### Goal of the exercise:
Retype each line exactly. Skip images.
**** Dataset ****
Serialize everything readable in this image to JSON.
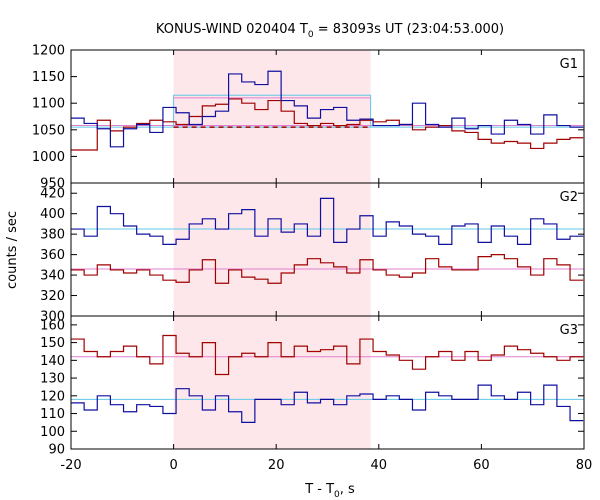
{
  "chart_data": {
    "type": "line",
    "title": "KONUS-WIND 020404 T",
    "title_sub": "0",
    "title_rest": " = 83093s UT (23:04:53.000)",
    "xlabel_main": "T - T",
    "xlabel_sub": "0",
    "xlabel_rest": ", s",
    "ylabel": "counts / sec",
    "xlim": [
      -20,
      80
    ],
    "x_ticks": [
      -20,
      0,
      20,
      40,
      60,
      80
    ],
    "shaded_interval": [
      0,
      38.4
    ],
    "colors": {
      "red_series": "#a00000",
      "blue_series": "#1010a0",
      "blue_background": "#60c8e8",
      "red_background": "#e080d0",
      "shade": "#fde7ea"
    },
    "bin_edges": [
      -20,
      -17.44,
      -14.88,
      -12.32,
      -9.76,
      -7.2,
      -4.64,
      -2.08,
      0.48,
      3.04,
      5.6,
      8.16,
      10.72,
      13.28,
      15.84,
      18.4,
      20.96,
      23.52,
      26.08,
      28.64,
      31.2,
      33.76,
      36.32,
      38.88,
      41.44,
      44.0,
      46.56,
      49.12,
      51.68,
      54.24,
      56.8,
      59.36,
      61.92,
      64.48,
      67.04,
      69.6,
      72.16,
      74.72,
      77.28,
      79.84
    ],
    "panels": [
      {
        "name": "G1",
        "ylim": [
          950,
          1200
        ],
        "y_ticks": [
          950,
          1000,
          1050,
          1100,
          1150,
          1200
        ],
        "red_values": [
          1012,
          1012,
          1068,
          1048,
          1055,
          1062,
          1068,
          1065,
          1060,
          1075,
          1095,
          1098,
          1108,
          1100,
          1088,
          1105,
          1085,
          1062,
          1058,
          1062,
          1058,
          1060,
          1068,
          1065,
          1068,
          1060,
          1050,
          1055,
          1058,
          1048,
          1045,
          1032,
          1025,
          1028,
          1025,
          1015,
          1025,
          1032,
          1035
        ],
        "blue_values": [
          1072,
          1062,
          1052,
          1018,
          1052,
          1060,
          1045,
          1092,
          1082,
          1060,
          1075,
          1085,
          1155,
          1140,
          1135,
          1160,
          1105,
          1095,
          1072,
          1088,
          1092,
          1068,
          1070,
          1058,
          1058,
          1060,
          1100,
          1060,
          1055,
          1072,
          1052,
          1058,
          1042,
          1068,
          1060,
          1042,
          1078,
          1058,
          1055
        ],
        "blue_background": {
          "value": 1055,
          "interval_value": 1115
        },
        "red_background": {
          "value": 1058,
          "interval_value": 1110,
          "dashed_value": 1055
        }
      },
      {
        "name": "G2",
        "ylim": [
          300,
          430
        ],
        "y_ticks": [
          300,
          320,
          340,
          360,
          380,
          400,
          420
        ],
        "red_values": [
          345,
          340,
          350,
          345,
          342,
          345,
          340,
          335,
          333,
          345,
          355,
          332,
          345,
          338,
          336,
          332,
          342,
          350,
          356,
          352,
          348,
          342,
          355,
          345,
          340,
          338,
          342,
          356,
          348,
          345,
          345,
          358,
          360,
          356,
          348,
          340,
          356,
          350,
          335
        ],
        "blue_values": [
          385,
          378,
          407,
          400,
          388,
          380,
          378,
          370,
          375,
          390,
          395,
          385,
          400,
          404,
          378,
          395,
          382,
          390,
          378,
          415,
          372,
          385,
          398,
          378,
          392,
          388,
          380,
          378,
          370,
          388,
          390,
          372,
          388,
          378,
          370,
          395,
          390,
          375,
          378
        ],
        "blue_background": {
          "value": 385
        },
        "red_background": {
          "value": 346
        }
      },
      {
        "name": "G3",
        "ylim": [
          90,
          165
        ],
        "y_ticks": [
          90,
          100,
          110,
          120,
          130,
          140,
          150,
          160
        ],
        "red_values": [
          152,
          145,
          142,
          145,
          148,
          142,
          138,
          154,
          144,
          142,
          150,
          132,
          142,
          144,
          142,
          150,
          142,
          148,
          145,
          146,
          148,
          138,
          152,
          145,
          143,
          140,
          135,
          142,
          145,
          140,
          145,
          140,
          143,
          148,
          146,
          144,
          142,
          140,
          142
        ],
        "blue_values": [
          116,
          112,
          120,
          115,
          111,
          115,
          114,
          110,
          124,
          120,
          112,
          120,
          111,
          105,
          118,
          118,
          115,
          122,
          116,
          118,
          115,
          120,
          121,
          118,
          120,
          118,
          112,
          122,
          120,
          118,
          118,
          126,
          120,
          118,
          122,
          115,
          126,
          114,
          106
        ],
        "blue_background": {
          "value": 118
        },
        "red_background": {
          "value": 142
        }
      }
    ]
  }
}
****
### Solution below:
Serialize everything readable in this image to JSON.
{
  "chart_data": {
    "type": "line",
    "title": "KONUS-WIND 020404 T",
    "title_sub": "0",
    "title_rest": " = 83093s UT (23:04:53.000)",
    "xlabel_main": "T - T",
    "xlabel_sub": "0",
    "xlabel_rest": ", s",
    "ylabel": "counts / sec",
    "xlim": [
      -20,
      80
    ],
    "x_ticks": [
      -20,
      0,
      20,
      40,
      60,
      80
    ],
    "shaded_interval": [
      0,
      38.4
    ],
    "colors": {
      "red_series": "#a00000",
      "blue_series": "#1010a0",
      "blue_background": "#60c8e8",
      "red_background": "#e080d0",
      "shade": "#fde7ea"
    },
    "bin_edges": [
      -20,
      -17.44,
      -14.88,
      -12.32,
      -9.76,
      -7.2,
      -4.64,
      -2.08,
      0.48,
      3.04,
      5.6,
      8.16,
      10.72,
      13.28,
      15.84,
      18.4,
      20.96,
      23.52,
      26.08,
      28.64,
      31.2,
      33.76,
      36.32,
      38.88,
      41.44,
      44.0,
      46.56,
      49.12,
      51.68,
      54.24,
      56.8,
      59.36,
      61.92,
      64.48,
      67.04,
      69.6,
      72.16,
      74.72,
      77.28,
      79.84
    ],
    "panels": [
      {
        "name": "G1",
        "ylim": [
          950,
          1200
        ],
        "y_ticks": [
          950,
          1000,
          1050,
          1100,
          1150,
          1200
        ],
        "red_values": [
          1012,
          1012,
          1068,
          1048,
          1055,
          1062,
          1068,
          1065,
          1060,
          1075,
          1095,
          1098,
          1108,
          1100,
          1088,
          1105,
          1085,
          1062,
          1058,
          1062,
          1058,
          1060,
          1068,
          1065,
          1068,
          1060,
          1050,
          1055,
          1058,
          1048,
          1045,
          1032,
          1025,
          1028,
          1025,
          1015,
          1025,
          1032,
          1035
        ],
        "blue_values": [
          1072,
          1062,
          1052,
          1018,
          1052,
          1060,
          1045,
          1092,
          1082,
          1060,
          1075,
          1085,
          1155,
          1140,
          1135,
          1160,
          1105,
          1095,
          1072,
          1088,
          1092,
          1068,
          1070,
          1058,
          1058,
          1060,
          1100,
          1060,
          1055,
          1072,
          1052,
          1058,
          1042,
          1068,
          1060,
          1042,
          1078,
          1058,
          1055
        ],
        "blue_background": {
          "value": 1055,
          "interval_value": 1115
        },
        "red_background": {
          "value": 1058,
          "interval_value": 1110,
          "dashed_value": 1055
        }
      },
      {
        "name": "G2",
        "ylim": [
          300,
          430
        ],
        "y_ticks": [
          300,
          320,
          340,
          360,
          380,
          400,
          420
        ],
        "red_values": [
          345,
          340,
          350,
          345,
          342,
          345,
          340,
          335,
          333,
          345,
          355,
          332,
          345,
          338,
          336,
          332,
          342,
          350,
          356,
          352,
          348,
          342,
          355,
          345,
          340,
          338,
          342,
          356,
          348,
          345,
          345,
          358,
          360,
          356,
          348,
          340,
          356,
          350,
          335
        ],
        "blue_values": [
          385,
          378,
          407,
          400,
          388,
          380,
          378,
          370,
          375,
          390,
          395,
          385,
          400,
          404,
          378,
          395,
          382,
          390,
          378,
          415,
          372,
          385,
          398,
          378,
          392,
          388,
          380,
          378,
          370,
          388,
          390,
          372,
          388,
          378,
          370,
          395,
          390,
          375,
          378
        ],
        "blue_background": {
          "value": 385
        },
        "red_background": {
          "value": 346
        }
      },
      {
        "name": "G3",
        "ylim": [
          90,
          165
        ],
        "y_ticks": [
          90,
          100,
          110,
          120,
          130,
          140,
          150,
          160
        ],
        "red_values": [
          152,
          145,
          142,
          145,
          148,
          142,
          138,
          154,
          144,
          142,
          150,
          132,
          142,
          144,
          142,
          150,
          142,
          148,
          145,
          146,
          148,
          138,
          152,
          145,
          143,
          140,
          135,
          142,
          145,
          140,
          145,
          140,
          143,
          148,
          146,
          144,
          142,
          140,
          142
        ],
        "blue_values": [
          116,
          112,
          120,
          115,
          111,
          115,
          114,
          110,
          124,
          120,
          112,
          120,
          111,
          105,
          118,
          118,
          115,
          122,
          116,
          118,
          115,
          120,
          121,
          118,
          120,
          118,
          112,
          122,
          120,
          118,
          118,
          126,
          120,
          118,
          122,
          115,
          126,
          114,
          106
        ],
        "blue_background": {
          "value": 118
        },
        "red_background": {
          "value": 142
        }
      }
    ]
  }
}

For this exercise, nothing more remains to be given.